Task brief
In the material below, find all lines with the string "caption" and copy them.

Records shown
------------------------------------

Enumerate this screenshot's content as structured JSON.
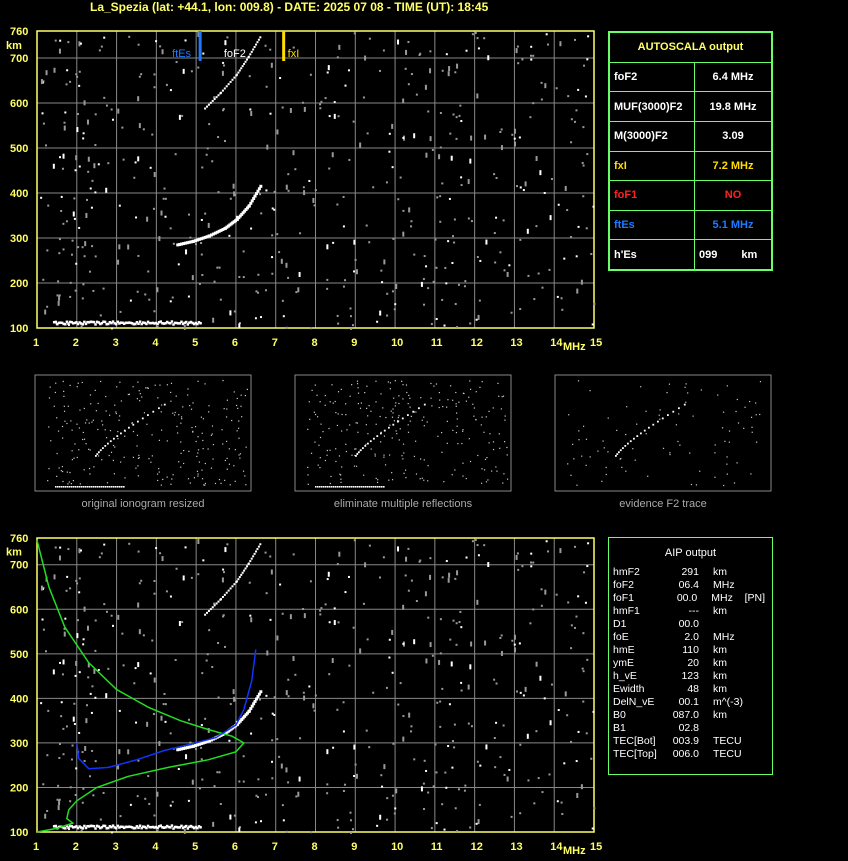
{
  "header": {
    "title": "La_Spezia (lat: +44.1, lon: 009.8) - DATE: 2025 07 08 - TIME (UT): 18:45"
  },
  "colors": {
    "axis": "#ffff66",
    "grid": "#888888",
    "panel_border": "#66ff66",
    "fbEs": "#1e7bff",
    "fxI": "#ffdd00",
    "green_curve": "#22dd22",
    "blue_curve": "#1133ff",
    "red": "#ff2222"
  },
  "chart_data": [
    {
      "type": "scatter",
      "id": "ionogram-top",
      "x_ticks": [
        "1",
        "2",
        "3",
        "4",
        "5",
        "6",
        "7",
        "8",
        "9",
        "10",
        "11",
        "12",
        "13",
        "14",
        "15"
      ],
      "y_ticks": [
        "100",
        "200",
        "300",
        "400",
        "500",
        "600",
        "700",
        "760"
      ],
      "xlabel": "MHz",
      "ylabel": "km",
      "xlim": [
        1,
        15
      ],
      "ylim": [
        100,
        760
      ],
      "grid": true,
      "markers": [
        {
          "label": "ftEs",
          "freq": 5.1,
          "color": "#1e7bff"
        },
        {
          "label": "foF2",
          "freq": 6.4,
          "color": "#ffffff"
        },
        {
          "label": "fxI",
          "freq": 7.2,
          "color": "#ffdd00"
        }
      ],
      "traces": {
        "es_layer": {
          "x": [
            1.4,
            5.1
          ],
          "y": 115
        },
        "f2_trace": [
          [
            4.5,
            288
          ],
          [
            4.9,
            296
          ],
          [
            5.3,
            308
          ],
          [
            5.7,
            325
          ],
          [
            6.0,
            345
          ],
          [
            6.3,
            375
          ],
          [
            6.6,
            420
          ]
        ],
        "f2_second_hop": [
          [
            5.2,
            590
          ],
          [
            5.6,
            625
          ],
          [
            6.0,
            665
          ],
          [
            6.3,
            705
          ],
          [
            6.6,
            750
          ]
        ]
      }
    },
    {
      "type": "scatter",
      "id": "ionogram-bottom",
      "x_ticks": [
        "1",
        "2",
        "3",
        "4",
        "5",
        "6",
        "7",
        "8",
        "9",
        "10",
        "11",
        "12",
        "13",
        "14",
        "15"
      ],
      "y_ticks": [
        "100",
        "200",
        "300",
        "400",
        "500",
        "600",
        "700",
        "760"
      ],
      "xlabel": "MHz",
      "ylabel": "km",
      "xlim": [
        1,
        15
      ],
      "ylim": [
        100,
        760
      ],
      "grid": true,
      "curves": {
        "green": [
          [
            1.0,
            755
          ],
          [
            1.3,
            650
          ],
          [
            1.7,
            560
          ],
          [
            2.3,
            480
          ],
          [
            3.0,
            420
          ],
          [
            3.8,
            380
          ],
          [
            4.6,
            350
          ],
          [
            5.3,
            330
          ],
          [
            5.9,
            315
          ],
          [
            6.2,
            300
          ],
          [
            6.0,
            280
          ],
          [
            5.3,
            262
          ],
          [
            4.3,
            245
          ],
          [
            3.3,
            225
          ],
          [
            2.5,
            200
          ],
          [
            2.0,
            170
          ],
          [
            1.8,
            150
          ],
          [
            1.75,
            130
          ],
          [
            1.9,
            120
          ],
          [
            1.5,
            108
          ],
          [
            1.0,
            100
          ]
        ],
        "blue": [
          [
            2.0,
            300
          ],
          [
            2.05,
            265
          ],
          [
            2.3,
            242
          ],
          [
            2.8,
            245
          ],
          [
            3.5,
            262
          ],
          [
            4.2,
            283
          ],
          [
            4.9,
            298
          ],
          [
            5.5,
            312
          ],
          [
            6.0,
            340
          ],
          [
            6.2,
            375
          ],
          [
            6.4,
            440
          ],
          [
            6.5,
            510
          ]
        ]
      }
    }
  ],
  "autoscala": {
    "title": "AUTOSCALA output",
    "rows": [
      {
        "label": "foF2",
        "value": "6.4 MHz",
        "color": "#ffffff"
      },
      {
        "label": "MUF(3000)F2",
        "value": "19.8 MHz",
        "color": "#ffffff"
      },
      {
        "label": "M(3000)F2",
        "value": "3.09",
        "color": "#ffffff"
      },
      {
        "label": "fxI",
        "value": "7.2 MHz",
        "color": "#ffdd00"
      },
      {
        "label": "foF1",
        "value": "NO",
        "color": "#ff2222"
      },
      {
        "label": "ftEs",
        "value": "5.1 MHz",
        "color": "#1e7bff"
      },
      {
        "label": "h'Es",
        "value": "099",
        "unit": "km",
        "color": "#ffffff"
      }
    ]
  },
  "thumbnails": [
    {
      "caption": "original ionogram resized"
    },
    {
      "caption": "eliminate multiple reflections"
    },
    {
      "caption": "evidence F2 trace"
    }
  ],
  "aip": {
    "title": "AIP output",
    "rows": [
      {
        "name": "hmF2",
        "value": "291",
        "unit": "km"
      },
      {
        "name": "foF2",
        "value": "06.4",
        "unit": "MHz"
      },
      {
        "name": "foF1",
        "value": "00.0",
        "unit": "MHz",
        "extra": "[PN]"
      },
      {
        "name": "hmF1",
        "value": "---",
        "unit": "km"
      },
      {
        "name": "D1",
        "value": "00.0",
        "unit": ""
      },
      {
        "name": "foE",
        "value": "2.0",
        "unit": "MHz"
      },
      {
        "name": "hmE",
        "value": "110",
        "unit": "km"
      },
      {
        "name": "ymE",
        "value": "20",
        "unit": "km"
      },
      {
        "name": "h_vE",
        "value": "123",
        "unit": "km"
      },
      {
        "name": "Ewidth",
        "value": "48",
        "unit": "km"
      },
      {
        "name": "DelN_vE",
        "value": "00.1",
        "unit": "m^(-3)"
      },
      {
        "name": "B0",
        "value": "087.0",
        "unit": "km"
      },
      {
        "name": "B1",
        "value": "02.8",
        "unit": ""
      },
      {
        "name": "TEC[Bot]",
        "value": "003.9",
        "unit": "TECU"
      },
      {
        "name": "TEC[Top]",
        "value": "006.0",
        "unit": "TECU"
      }
    ]
  }
}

------------------------------------

Reply
      "caption": "original ionogram resized"
      "caption": "eliminate multiple reflections"
      "caption": "evidence F2 trace"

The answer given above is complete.